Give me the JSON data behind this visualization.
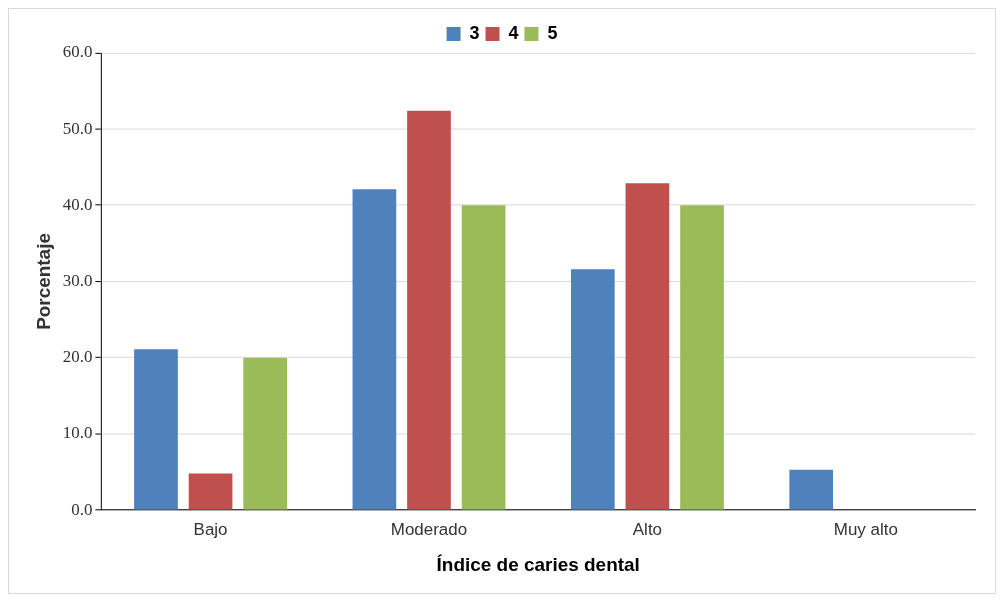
{
  "chart_data": {
    "type": "bar",
    "xlabel": "Índice de caries dental",
    "ylabel": "Porcentaje",
    "categories": [
      "Bajo",
      "Moderado",
      "Alto",
      "Muy alto"
    ],
    "series": [
      {
        "name": "3",
        "color": "#4f81bd",
        "values": [
          21.1,
          42.1,
          31.6,
          5.3
        ]
      },
      {
        "name": "4",
        "color": "#c0504d",
        "values": [
          4.8,
          52.4,
          42.9,
          0
        ]
      },
      {
        "name": "5",
        "color": "#9bbb59",
        "values": [
          20.0,
          40.0,
          40.0,
          0
        ]
      }
    ],
    "ylim": [
      0,
      60
    ],
    "yticks": [
      {
        "value": 0,
        "label": "0.0"
      },
      {
        "value": 10,
        "label": "10.0"
      },
      {
        "value": 20,
        "label": "20.0"
      },
      {
        "value": 30,
        "label": "30.0"
      },
      {
        "value": 40,
        "label": "40.0"
      },
      {
        "value": 50,
        "label": "50.0"
      },
      {
        "value": 60,
        "label": "60.0"
      }
    ],
    "grid": "y",
    "legend": "top"
  }
}
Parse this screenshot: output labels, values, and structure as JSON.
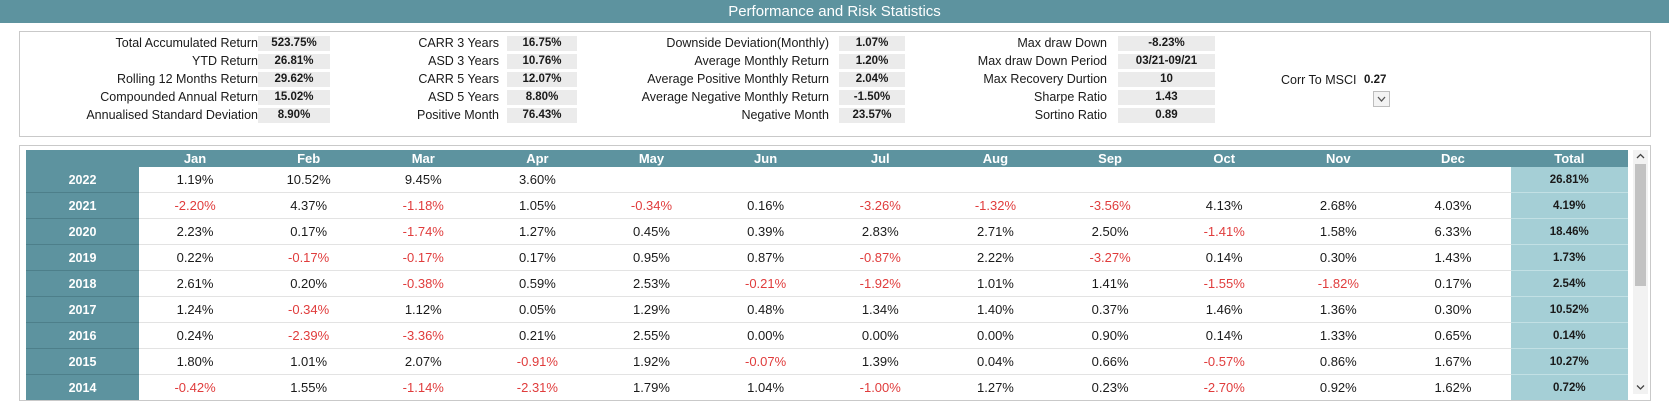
{
  "title": "Performance and Risk Statistics",
  "stats": {
    "col1": [
      {
        "label": "Total Accumulated Return",
        "value": "523.75%"
      },
      {
        "label": "YTD Return",
        "value": "26.81%"
      },
      {
        "label": "Rolling 12 Months Return",
        "value": "29.62%"
      },
      {
        "label": "Compounded Annual Return",
        "value": "15.02%"
      },
      {
        "label": "Annualised Standard Deviation",
        "value": "8.90%"
      }
    ],
    "col2": [
      {
        "label": "CARR 3 Years",
        "value": "16.75%"
      },
      {
        "label": "ASD 3 Years",
        "value": "10.76%"
      },
      {
        "label": "CARR 5 Years",
        "value": "12.07%"
      },
      {
        "label": "ASD 5 Years",
        "value": "8.80%"
      },
      {
        "label": "Positive Month",
        "value": "76.43%"
      }
    ],
    "col3": [
      {
        "label": "Downside Deviation(Monthly)",
        "value": "1.07%"
      },
      {
        "label": "Average Monthly Return",
        "value": "1.20%"
      },
      {
        "label": "Average Positive Monthly Return",
        "value": "2.04%"
      },
      {
        "label": "Average Negative Monthly Return",
        "value": "-1.50%"
      },
      {
        "label": "Negative Month",
        "value": "23.57%"
      }
    ],
    "col4": [
      {
        "label": "Max draw Down",
        "value": "-8.23%"
      },
      {
        "label": "Max draw Down Period",
        "value": "03/21-09/21"
      },
      {
        "label": "Max Recovery Durtion",
        "value": "10"
      },
      {
        "label": "Sharpe Ratio",
        "value": "1.43"
      },
      {
        "label": "Sortino Ratio",
        "value": "0.89"
      }
    ],
    "corr": {
      "label": "Corr To MSCI",
      "value": "0.27"
    }
  },
  "table": {
    "headers": [
      "",
      "Jan",
      "Feb",
      "Mar",
      "Apr",
      "May",
      "Jun",
      "Jul",
      "Aug",
      "Sep",
      "Oct",
      "Nov",
      "Dec",
      "Total"
    ],
    "rows": [
      {
        "year": "2022",
        "cells": [
          "1.19%",
          "10.52%",
          "9.45%",
          "3.60%",
          "",
          "",
          "",
          "",
          "",
          "",
          "",
          ""
        ],
        "total": "26.81%"
      },
      {
        "year": "2021",
        "cells": [
          "-2.20%",
          "4.37%",
          "-1.18%",
          "1.05%",
          "-0.34%",
          "0.16%",
          "-3.26%",
          "-1.32%",
          "-3.56%",
          "4.13%",
          "2.68%",
          "4.03%"
        ],
        "total": "4.19%"
      },
      {
        "year": "2020",
        "cells": [
          "2.23%",
          "0.17%",
          "-1.74%",
          "1.27%",
          "0.45%",
          "0.39%",
          "2.83%",
          "2.71%",
          "2.50%",
          "-1.41%",
          "1.58%",
          "6.33%"
        ],
        "total": "18.46%"
      },
      {
        "year": "2019",
        "cells": [
          "0.22%",
          "-0.17%",
          "-0.17%",
          "0.17%",
          "0.95%",
          "0.87%",
          "-0.87%",
          "2.22%",
          "-3.27%",
          "0.14%",
          "0.30%",
          "1.43%"
        ],
        "total": "1.73%"
      },
      {
        "year": "2018",
        "cells": [
          "2.61%",
          "0.20%",
          "-0.38%",
          "0.59%",
          "2.53%",
          "-0.21%",
          "-1.92%",
          "1.01%",
          "1.41%",
          "-1.55%",
          "-1.82%",
          "0.17%"
        ],
        "total": "2.54%"
      },
      {
        "year": "2017",
        "cells": [
          "1.24%",
          "-0.34%",
          "1.12%",
          "0.05%",
          "1.29%",
          "0.48%",
          "1.34%",
          "1.40%",
          "0.37%",
          "1.46%",
          "1.36%",
          "0.30%"
        ],
        "total": "10.52%"
      },
      {
        "year": "2016",
        "cells": [
          "0.24%",
          "-2.39%",
          "-3.36%",
          "0.21%",
          "2.55%",
          "0.00%",
          "0.00%",
          "0.00%",
          "0.90%",
          "0.14%",
          "1.33%",
          "0.65%"
        ],
        "total": "0.14%"
      },
      {
        "year": "2015",
        "cells": [
          "1.80%",
          "1.01%",
          "2.07%",
          "-0.91%",
          "1.92%",
          "-0.07%",
          "1.39%",
          "0.04%",
          "0.66%",
          "-0.57%",
          "0.86%",
          "1.67%"
        ],
        "total": "10.27%"
      },
      {
        "year": "2014",
        "cells": [
          "-0.42%",
          "1.55%",
          "-1.14%",
          "-2.31%",
          "1.79%",
          "1.04%",
          "-1.00%",
          "1.27%",
          "0.23%",
          "-2.70%",
          "0.92%",
          "1.62%"
        ],
        "total": "0.72%"
      }
    ]
  },
  "icons": {
    "dropdown": "chevron-down-icon",
    "scroll_up": "scroll-up-arrow-icon",
    "scroll_down": "scroll-down-arrow-icon"
  },
  "colors": {
    "header": "#5d939f",
    "total": "#a5cfd6",
    "negative": "#e03c3c"
  }
}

TASK:
Working from the entries above, return all lines that contain "Monthly".

TASK RESPONSE:
        "label": "Downside Deviation(Monthly)",
        "label": "Average Monthly Return",
        "label": "Average Positive Monthly Return",
        "label": "Average Negative Monthly Return",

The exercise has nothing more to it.